# Challenge A:
Reproduce the records verbatim, covering the stretch from their start through the line that contains "preview-button[interactable]: Просмотр: [415, 475, 504, 498]", both ends included.

# Custom Mirror Frame with 8 custom finishes.



## FoilEffects (Dec 19, 2007)

Well I thought I would share this with you as the project is to show designers my mirror frame line but also the finishes that they can get on the frames. While it is a very fun project to take something from idea to completed project it is also long and drug out.

Here is pics of my custom frame that I designed on the net and then hired a company to cut for me with a CNC router and then I finished both frames with 4 different finishes each.

What do you think???


----------



## nEighter (Nov 14, 2008)

absolutely brilliant. I know a ton of homes around here that would love this type of thing.. the custom mirror and with those finishes.


----------



## FoilEffects (Dec 19, 2007)

nEighter said:


> absolutely brilliant. I know a ton of homes around here that would love this type of thing.. the custom mirror and with those finishes.


As of today I have yet to do anything with it! I have 100 frames made up in storage and about 15 here at my shop. I love coming up with the ideas but then dont do anything with it for a while as I am always busy but then one day I come to the reality if I dont do something my wife will put a stop to it and then all of a sudden it becomes my newest thing.


----------



## RCP (Apr 18, 2007)

# Challenge B:
Write the next part of the forum thread about the custom mirror frame, picking up right after the last line shown.

A few records:
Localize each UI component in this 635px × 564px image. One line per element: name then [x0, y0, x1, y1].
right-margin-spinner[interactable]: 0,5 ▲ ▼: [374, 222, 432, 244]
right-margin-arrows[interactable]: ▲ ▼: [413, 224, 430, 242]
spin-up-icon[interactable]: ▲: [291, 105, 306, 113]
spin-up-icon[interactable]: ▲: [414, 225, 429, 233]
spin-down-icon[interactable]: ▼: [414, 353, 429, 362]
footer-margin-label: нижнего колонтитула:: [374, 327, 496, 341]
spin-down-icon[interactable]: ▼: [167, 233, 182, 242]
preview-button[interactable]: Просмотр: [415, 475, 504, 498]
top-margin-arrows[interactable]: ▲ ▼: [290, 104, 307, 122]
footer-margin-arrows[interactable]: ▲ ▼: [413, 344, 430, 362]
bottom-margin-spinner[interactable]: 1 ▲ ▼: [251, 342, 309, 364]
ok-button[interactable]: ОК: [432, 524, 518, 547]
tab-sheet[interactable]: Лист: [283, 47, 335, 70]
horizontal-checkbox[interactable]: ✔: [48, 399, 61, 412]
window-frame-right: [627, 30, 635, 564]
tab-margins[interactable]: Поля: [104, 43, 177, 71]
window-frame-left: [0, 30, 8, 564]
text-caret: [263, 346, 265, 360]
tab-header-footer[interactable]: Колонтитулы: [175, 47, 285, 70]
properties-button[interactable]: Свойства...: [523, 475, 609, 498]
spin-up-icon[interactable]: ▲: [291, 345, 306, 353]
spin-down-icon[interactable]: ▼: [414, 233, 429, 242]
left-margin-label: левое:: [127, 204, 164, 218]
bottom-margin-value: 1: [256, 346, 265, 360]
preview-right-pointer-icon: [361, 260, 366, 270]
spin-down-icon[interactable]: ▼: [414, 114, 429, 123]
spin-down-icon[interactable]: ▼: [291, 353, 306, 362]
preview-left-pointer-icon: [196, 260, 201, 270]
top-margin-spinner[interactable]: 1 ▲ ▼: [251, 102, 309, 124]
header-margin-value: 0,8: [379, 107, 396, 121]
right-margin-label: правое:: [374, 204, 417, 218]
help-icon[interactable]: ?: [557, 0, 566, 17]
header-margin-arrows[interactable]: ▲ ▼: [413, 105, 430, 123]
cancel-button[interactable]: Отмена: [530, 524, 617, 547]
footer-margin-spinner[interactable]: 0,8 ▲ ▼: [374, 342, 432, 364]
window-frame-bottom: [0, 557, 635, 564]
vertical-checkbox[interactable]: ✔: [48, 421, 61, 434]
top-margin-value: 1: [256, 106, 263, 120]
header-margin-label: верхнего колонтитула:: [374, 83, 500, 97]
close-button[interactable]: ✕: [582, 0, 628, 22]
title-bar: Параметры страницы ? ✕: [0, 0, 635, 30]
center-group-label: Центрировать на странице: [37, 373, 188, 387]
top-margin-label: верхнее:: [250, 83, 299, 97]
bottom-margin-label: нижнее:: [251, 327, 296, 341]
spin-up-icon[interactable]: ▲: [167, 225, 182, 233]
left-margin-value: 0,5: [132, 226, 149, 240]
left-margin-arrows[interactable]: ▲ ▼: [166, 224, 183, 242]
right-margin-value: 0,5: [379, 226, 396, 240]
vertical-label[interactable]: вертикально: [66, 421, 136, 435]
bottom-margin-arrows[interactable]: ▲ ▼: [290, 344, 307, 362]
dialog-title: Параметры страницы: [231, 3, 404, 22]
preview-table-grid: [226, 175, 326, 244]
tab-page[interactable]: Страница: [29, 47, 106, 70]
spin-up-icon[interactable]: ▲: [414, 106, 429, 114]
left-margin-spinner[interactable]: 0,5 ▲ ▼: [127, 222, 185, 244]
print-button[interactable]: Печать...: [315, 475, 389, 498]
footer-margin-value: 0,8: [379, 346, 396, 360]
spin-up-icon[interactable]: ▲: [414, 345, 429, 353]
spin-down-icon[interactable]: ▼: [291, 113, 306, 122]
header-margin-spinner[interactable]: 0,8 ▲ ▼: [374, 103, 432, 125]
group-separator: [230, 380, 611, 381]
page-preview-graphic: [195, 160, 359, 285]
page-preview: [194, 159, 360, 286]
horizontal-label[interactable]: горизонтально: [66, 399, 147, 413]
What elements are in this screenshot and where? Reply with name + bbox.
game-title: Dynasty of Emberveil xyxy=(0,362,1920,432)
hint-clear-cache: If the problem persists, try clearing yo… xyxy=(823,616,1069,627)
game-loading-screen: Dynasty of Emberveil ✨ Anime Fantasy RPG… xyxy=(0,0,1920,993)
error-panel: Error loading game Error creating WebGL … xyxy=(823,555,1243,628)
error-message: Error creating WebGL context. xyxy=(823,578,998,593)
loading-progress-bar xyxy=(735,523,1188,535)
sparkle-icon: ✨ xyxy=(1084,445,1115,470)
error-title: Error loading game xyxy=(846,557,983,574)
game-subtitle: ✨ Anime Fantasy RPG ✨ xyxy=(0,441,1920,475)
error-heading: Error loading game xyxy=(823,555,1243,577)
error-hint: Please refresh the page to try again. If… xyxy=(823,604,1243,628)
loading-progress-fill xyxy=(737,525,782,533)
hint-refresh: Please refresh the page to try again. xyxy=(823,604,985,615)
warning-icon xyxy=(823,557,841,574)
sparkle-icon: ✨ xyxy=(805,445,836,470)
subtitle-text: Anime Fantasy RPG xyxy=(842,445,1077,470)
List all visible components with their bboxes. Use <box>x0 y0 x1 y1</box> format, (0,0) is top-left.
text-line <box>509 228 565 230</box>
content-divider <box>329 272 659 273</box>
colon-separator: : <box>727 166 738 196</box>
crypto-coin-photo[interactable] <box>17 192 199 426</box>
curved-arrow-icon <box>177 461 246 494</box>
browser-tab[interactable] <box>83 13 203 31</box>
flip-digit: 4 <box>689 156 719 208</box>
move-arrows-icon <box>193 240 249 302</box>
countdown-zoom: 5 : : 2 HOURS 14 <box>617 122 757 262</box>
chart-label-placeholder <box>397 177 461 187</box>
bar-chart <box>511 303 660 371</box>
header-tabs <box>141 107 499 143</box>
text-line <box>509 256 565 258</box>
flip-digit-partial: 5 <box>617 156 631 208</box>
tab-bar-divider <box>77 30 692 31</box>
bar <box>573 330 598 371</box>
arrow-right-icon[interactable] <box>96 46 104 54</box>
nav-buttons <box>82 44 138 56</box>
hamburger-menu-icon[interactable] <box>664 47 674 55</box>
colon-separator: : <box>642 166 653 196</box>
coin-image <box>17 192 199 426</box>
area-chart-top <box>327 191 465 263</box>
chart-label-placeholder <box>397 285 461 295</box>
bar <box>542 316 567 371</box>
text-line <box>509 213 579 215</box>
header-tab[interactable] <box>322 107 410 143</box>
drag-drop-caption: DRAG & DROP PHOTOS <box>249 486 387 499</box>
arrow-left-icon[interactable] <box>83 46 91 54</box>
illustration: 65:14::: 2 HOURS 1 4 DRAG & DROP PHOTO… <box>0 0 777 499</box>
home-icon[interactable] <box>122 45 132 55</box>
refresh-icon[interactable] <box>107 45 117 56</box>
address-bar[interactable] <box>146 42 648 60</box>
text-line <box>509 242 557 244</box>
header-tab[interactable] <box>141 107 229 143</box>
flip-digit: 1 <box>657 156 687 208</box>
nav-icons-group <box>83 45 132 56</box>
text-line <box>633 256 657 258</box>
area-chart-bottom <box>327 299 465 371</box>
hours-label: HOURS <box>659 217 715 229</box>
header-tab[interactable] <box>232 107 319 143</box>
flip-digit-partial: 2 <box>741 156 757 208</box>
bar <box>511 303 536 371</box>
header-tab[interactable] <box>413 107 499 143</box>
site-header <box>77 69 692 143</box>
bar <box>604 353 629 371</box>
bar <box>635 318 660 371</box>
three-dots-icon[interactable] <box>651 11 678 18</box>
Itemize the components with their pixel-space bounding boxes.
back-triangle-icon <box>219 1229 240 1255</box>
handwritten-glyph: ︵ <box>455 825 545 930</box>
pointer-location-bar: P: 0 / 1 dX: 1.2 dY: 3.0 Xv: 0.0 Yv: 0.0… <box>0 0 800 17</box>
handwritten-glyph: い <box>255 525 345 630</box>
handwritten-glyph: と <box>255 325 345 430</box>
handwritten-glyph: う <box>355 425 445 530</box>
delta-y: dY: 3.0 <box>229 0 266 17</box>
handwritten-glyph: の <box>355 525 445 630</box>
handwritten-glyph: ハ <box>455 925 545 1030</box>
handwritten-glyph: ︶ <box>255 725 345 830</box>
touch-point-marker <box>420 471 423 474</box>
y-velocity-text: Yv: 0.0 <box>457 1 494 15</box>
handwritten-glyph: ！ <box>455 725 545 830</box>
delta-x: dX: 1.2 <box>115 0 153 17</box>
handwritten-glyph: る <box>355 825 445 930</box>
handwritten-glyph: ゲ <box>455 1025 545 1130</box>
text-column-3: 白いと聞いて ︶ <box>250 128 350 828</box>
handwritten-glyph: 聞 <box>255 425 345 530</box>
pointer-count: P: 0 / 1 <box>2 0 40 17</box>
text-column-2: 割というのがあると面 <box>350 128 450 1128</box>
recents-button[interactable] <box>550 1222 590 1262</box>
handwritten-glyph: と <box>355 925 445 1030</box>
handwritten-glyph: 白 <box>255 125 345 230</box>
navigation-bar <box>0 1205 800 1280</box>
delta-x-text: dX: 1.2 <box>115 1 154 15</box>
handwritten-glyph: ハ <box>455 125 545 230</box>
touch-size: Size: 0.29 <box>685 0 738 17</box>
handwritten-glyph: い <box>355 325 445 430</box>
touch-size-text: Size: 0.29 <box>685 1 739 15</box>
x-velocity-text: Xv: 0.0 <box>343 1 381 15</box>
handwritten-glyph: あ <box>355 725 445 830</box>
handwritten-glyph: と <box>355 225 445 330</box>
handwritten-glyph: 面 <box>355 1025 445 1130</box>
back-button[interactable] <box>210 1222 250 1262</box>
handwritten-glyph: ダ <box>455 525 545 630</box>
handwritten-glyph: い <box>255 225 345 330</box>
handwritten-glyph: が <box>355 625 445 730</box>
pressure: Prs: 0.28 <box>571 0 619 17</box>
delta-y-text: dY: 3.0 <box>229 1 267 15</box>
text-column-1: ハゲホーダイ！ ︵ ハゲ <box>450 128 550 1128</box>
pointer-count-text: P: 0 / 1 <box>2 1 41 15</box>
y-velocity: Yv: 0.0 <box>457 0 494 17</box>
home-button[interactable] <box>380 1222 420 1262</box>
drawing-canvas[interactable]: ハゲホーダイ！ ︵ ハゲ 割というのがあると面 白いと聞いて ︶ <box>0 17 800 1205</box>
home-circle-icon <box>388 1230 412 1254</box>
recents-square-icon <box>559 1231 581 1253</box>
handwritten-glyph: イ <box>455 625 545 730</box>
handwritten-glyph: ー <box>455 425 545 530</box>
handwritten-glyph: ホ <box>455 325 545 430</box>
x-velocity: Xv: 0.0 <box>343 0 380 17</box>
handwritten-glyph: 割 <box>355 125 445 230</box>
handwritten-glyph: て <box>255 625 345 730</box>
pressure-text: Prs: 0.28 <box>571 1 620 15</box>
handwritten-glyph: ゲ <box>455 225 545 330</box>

# Answer A:
Localize each UI component in this 635px × 564px image. One line per element: name then [x0, y0, x1, y1].
right-margin-spinner[interactable]: 0,5 ▲ ▼: [374, 222, 432, 244]
right-margin-arrows[interactable]: ▲ ▼: [413, 224, 430, 242]
spin-up-icon[interactable]: ▲: [291, 105, 306, 113]
spin-up-icon[interactable]: ▲: [414, 225, 429, 233]
spin-down-icon[interactable]: ▼: [414, 353, 429, 362]
footer-margin-label: нижнего колонтитула:: [374, 327, 496, 341]
spin-down-icon[interactable]: ▼: [167, 233, 182, 242]
preview-button[interactable]: Просмотр: [415, 475, 504, 498]

# Answer B:
Those look great! I bet a decorina would love them. Putting them in an antique store? A model home? A "Parade of Homes" type home? Ebay?


----------



## straight_lines (Oct 17, 2007)

I need to learn that, with the way things are going I won't be able to retire ever. I could still pump out those babies in a wheelchair.


----------



## FoilEffects (Dec 19, 2007)

straight_lines said:


> I need to learn that, with the way things are going I won't be able to retire ever. I could still pump out those babies in a wheelchair.


Well I have to agree, after all the years I have spent on scaffold and the falls I have taken it is nice to spend 50% of my time infront of a computer designing and the rest doing the work. I have to say I loved scaffold work doing ceilings and the finishes were always so dramatic but to me driving to a site to have it not ready just to drive home with nothing to do for a day is not what i am about anymore.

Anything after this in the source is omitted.